===== DATASET EXCERPTS =====

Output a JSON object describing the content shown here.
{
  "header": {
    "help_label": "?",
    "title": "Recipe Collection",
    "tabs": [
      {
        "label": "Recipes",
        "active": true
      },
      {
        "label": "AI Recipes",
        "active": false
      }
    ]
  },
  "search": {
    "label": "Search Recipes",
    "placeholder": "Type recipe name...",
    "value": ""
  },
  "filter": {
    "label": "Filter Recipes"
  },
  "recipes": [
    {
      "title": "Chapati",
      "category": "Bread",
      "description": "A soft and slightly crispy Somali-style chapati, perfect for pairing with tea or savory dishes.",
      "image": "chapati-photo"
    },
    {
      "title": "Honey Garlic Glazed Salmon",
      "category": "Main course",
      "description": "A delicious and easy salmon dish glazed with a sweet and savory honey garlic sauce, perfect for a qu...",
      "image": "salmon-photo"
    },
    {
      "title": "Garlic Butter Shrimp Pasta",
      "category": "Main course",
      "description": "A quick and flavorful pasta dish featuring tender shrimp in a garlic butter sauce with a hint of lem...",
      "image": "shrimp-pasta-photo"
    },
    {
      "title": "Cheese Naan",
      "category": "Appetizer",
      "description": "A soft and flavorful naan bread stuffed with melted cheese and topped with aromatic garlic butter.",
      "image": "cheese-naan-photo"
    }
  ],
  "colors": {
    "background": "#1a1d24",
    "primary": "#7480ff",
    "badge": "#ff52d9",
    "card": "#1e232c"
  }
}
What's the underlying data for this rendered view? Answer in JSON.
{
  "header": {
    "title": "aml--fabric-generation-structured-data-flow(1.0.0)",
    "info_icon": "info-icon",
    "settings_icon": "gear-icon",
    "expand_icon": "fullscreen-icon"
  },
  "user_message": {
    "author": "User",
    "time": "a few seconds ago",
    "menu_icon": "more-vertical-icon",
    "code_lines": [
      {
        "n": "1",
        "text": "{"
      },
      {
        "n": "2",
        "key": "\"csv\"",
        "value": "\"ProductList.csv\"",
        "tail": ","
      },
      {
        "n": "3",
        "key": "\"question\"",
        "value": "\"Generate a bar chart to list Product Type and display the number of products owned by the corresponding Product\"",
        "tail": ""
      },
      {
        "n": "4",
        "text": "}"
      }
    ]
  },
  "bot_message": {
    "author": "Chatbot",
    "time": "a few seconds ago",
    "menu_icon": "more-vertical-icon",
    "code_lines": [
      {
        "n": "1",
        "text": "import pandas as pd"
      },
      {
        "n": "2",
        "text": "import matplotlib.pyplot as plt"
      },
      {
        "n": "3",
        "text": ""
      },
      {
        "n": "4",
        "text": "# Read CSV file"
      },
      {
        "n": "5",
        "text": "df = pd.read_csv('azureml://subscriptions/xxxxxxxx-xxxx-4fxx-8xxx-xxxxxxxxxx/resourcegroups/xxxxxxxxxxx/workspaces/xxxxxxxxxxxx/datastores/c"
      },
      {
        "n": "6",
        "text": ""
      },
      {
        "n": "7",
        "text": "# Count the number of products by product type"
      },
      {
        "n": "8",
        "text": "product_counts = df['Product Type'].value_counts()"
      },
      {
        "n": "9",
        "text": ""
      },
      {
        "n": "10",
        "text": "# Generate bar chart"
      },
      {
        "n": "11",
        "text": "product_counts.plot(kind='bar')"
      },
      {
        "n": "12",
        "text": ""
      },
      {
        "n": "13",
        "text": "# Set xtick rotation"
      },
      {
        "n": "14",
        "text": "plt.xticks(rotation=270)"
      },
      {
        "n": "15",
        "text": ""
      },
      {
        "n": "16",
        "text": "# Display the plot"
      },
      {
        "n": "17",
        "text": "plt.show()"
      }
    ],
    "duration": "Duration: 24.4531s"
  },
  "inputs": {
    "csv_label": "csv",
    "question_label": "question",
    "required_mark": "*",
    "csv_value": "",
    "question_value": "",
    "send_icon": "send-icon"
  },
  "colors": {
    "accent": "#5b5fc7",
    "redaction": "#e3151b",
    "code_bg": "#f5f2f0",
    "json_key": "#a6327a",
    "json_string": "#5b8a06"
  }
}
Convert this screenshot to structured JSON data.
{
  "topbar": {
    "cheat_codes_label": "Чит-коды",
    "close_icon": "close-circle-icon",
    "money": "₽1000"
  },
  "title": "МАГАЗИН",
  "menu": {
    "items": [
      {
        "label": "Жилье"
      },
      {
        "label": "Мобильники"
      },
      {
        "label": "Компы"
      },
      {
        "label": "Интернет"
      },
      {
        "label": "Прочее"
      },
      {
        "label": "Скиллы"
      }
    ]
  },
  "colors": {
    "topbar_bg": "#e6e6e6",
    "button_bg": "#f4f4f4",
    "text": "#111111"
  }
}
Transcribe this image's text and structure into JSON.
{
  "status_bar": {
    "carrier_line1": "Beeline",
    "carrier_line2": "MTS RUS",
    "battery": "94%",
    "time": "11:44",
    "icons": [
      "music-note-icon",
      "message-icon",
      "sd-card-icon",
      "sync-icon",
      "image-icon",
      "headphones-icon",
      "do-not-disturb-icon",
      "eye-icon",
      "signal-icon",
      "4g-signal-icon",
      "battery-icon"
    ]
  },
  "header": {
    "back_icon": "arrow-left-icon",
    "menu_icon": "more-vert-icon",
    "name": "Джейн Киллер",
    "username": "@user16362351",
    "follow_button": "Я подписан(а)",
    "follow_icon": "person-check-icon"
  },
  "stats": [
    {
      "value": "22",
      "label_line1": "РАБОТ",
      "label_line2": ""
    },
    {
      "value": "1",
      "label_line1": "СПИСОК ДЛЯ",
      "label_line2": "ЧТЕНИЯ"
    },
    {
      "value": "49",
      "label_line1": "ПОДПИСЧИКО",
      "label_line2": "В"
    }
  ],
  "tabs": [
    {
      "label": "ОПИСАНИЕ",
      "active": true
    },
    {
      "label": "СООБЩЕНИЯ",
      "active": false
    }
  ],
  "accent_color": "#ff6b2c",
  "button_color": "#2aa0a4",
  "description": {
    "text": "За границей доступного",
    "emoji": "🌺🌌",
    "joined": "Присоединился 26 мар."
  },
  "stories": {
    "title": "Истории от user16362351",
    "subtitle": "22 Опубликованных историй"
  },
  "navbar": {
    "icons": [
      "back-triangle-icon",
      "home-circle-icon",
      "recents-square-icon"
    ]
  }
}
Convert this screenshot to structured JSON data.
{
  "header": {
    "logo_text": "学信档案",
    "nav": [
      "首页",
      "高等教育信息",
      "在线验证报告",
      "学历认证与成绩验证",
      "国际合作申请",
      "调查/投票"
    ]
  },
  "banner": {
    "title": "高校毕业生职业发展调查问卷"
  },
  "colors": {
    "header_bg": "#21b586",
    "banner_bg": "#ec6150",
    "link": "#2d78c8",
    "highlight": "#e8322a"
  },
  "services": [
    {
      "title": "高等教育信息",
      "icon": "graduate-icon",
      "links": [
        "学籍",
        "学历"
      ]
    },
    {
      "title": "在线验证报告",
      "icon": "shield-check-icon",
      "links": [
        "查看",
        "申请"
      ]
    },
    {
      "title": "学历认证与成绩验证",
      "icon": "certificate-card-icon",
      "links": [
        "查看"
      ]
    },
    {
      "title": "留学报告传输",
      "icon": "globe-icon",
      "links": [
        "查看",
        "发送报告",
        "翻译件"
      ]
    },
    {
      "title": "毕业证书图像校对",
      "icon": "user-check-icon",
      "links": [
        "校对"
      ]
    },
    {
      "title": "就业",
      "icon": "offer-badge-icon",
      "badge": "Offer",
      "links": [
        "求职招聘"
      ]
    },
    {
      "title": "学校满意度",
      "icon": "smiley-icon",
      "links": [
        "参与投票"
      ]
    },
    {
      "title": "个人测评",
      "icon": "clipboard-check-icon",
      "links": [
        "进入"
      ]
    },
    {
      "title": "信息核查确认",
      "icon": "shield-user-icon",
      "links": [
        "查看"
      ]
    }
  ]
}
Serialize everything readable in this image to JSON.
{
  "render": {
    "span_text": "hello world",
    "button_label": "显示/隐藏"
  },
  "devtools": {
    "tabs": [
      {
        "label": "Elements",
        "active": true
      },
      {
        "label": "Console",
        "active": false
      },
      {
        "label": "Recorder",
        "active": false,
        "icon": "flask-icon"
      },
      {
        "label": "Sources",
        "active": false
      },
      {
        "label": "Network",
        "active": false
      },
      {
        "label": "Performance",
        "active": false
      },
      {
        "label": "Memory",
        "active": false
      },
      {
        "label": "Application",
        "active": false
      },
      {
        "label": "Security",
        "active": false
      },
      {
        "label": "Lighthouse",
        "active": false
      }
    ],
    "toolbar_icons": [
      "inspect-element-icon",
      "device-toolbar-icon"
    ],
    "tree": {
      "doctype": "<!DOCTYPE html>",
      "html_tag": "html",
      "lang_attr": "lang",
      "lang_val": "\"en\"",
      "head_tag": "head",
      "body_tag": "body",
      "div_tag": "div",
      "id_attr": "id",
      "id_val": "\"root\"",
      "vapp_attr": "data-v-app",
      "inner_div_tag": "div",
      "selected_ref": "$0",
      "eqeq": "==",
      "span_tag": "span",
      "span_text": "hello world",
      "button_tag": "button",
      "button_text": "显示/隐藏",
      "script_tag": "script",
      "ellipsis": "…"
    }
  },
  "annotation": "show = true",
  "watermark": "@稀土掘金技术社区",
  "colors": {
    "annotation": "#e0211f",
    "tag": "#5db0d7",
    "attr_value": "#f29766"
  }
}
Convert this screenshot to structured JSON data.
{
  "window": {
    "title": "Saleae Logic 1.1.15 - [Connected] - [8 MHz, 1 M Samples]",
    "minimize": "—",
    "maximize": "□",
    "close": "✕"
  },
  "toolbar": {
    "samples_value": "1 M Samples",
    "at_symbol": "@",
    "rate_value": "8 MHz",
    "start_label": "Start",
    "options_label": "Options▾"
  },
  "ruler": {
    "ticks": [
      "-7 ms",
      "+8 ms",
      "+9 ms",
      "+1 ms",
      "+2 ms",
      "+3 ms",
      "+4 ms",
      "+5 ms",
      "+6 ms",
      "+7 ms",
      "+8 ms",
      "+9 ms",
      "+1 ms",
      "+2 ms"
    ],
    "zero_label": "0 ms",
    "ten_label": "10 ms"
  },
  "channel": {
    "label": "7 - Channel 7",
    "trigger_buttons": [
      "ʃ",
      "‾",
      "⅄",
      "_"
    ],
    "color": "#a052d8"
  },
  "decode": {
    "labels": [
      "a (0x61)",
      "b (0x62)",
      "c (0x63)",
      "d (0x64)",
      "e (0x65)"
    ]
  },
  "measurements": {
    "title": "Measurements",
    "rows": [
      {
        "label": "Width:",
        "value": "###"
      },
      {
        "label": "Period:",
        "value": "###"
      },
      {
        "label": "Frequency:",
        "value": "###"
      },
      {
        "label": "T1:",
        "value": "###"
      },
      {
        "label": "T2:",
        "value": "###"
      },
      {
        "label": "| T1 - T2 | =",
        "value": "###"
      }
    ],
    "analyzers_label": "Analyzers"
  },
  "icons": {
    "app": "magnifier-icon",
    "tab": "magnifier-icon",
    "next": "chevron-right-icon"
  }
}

=====

SHORT TASK:
Your answer should be one number: the count of lines in the data above that include the word "photo".

EXERCISE RESPONSE:
4